(Raw records)
>>>>>

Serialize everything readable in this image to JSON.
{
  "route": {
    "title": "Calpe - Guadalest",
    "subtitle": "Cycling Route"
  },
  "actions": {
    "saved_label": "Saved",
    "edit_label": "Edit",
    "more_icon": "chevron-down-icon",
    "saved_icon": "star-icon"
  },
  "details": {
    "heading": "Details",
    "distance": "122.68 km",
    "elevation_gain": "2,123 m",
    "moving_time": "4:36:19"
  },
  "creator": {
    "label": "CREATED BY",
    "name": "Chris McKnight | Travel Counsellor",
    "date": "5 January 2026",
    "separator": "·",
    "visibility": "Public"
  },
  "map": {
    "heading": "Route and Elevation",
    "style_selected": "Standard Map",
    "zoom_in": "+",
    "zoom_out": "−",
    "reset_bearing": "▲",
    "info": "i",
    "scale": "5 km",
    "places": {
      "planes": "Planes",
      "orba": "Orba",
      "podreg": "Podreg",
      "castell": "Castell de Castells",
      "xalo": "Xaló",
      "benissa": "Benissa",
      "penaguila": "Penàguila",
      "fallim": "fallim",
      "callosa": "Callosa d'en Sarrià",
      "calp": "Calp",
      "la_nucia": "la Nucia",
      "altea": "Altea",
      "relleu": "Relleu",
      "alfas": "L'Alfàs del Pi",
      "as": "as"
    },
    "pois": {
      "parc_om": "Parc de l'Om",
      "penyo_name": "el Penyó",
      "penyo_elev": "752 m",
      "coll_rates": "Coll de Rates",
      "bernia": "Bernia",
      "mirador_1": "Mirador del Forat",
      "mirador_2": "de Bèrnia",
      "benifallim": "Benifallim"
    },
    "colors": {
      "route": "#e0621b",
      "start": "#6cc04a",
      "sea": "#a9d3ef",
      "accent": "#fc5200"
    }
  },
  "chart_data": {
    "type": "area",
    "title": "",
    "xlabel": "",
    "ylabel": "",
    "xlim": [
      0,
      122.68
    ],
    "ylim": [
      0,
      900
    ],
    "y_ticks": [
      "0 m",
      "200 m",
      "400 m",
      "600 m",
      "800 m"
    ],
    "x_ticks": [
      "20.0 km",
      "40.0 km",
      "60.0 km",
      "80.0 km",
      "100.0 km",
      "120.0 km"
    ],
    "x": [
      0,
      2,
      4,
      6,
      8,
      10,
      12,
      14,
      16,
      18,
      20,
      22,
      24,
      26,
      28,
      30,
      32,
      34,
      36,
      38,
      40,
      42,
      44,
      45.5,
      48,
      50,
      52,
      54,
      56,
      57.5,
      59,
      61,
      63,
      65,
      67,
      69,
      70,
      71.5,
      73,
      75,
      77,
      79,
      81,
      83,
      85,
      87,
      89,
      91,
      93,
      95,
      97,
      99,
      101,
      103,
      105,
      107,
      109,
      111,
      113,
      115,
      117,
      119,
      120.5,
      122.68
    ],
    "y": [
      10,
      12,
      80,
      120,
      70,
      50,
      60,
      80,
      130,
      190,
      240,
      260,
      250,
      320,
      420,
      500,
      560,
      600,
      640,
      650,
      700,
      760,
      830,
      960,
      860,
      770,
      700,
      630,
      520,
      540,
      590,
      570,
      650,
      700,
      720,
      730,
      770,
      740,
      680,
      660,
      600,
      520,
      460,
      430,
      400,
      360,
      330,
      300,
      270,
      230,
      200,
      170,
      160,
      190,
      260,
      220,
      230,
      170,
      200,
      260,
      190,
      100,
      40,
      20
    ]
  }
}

<<<<<

(Goal of the exercise)
Word for word, write out the data.

(Answer to this task)
Serialize everything readable in this image to JSON.
{
  "route": {
    "title": "Calpe - Guadalest",
    "subtitle": "Cycling Route"
  },
  "actions": {
    "saved_label": "Saved",
    "edit_label": "Edit",
    "more_icon": "chevron-down-icon",
    "saved_icon": "star-icon"
  },
  "details": {
    "heading": "Details",
    "distance": "122.68 km",
    "elevation_gain": "2,123 m",
    "moving_time": "4:36:19"
  },
  "creator": {
    "label": "CREATED BY",
    "name": "Chris McKnight | Travel Counsellor",
    "date": "5 January 2026",
    "separator": "·",
    "visibility": "Public"
  },
  "map": {
    "heading": "Route and Elevation",
    "style_selected": "Standard Map",
    "zoom_in": "+",
    "zoom_out": "−",
    "reset_bearing": "▲",
    "info": "i",
    "scale": "5 km",
    "places": {
      "planes": "Planes",
      "orba": "Orba",
      "podreg": "Podreg",
      "castell": "Castell de Castells",
      "xalo": "Xaló",
      "benissa": "Benissa",
      "penaguila": "Penàguila",
      "fallim": "fallim",
      "callosa": "Callosa d'en Sarrià",
      "calp": "Calp",
      "la_nucia": "la Nucia",
      "altea": "Altea",
      "relleu": "Relleu",
      "alfas": "L'Alfàs del Pi",
      "as": "as"
    },
    "pois": {
      "parc_om": "Parc de l'Om",
      "penyo_name": "el Penyó",
      "penyo_elev": "752 m",
      "coll_rates": "Coll de Rates",
      "bernia": "Bernia",
      "mirador_1": "Mirador del Forat",
      "mirador_2": "de Bèrnia",
      "benifallim": "Benifallim"
    },
    "colors": {
      "route": "#e0621b",
      "start": "#6cc04a",
      "sea": "#a9d3ef",
      "accent": "#fc5200"
    }
  },
  "chart_data": {
    "type": "area",
    "title": "",
    "xlabel": "",
    "ylabel": "",
    "xlim": [
      0,
      122.68
    ],
    "ylim": [
      0,
      900
    ],
    "y_ticks": [
      "0 m",
      "200 m",
      "400 m",
      "600 m",
      "800 m"
    ],
    "x_ticks": [
      "20.0 km",
      "40.0 km",
      "60.0 km",
      "80.0 km",
      "100.0 km",
      "120.0 km"
    ],
    "x": [
      0,
      2,
      4,
      6,
      8,
      10,
      12,
      14,
      16,
      18,
      20,
      22,
      24,
      26,
      28,
      30,
      32,
      34,
      36,
      38,
      40,
      42,
      44,
      45.5,
      48,
      50,
      52,
      54,
      56,
      57.5,
      59,
      61,
      63,
      65,
      67,
      69,
      70,
      71.5,
      73,
      75,
      77,
      79,
      81,
      83,
      85,
      87,
      89,
      91,
      93,
      95,
      97,
      99,
      101,
      103,
      105,
      107,
      109,
      111,
      113,
      115,
      117,
      119,
      120.5,
      122.68
    ],
    "y": [
      10,
      12,
      80,
      120,
      70,
      50,
      60,
      80,
      130,
      190,
      240,
      260,
      250,
      320,
      420,
      500,
      560,
      600,
      640,
      650,
      700,
      760,
      830,
      960,
      860,
      770,
      700,
      630,
      520,
      540,
      590,
      570,
      650,
      700,
      720,
      730,
      770,
      740,
      680,
      660,
      600,
      520,
      460,
      430,
      400,
      360,
      330,
      300,
      270,
      230,
      200,
      170,
      160,
      190,
      260,
      220,
      230,
      170,
      200,
      260,
      190,
      100,
      40,
      20
    ]
  }
}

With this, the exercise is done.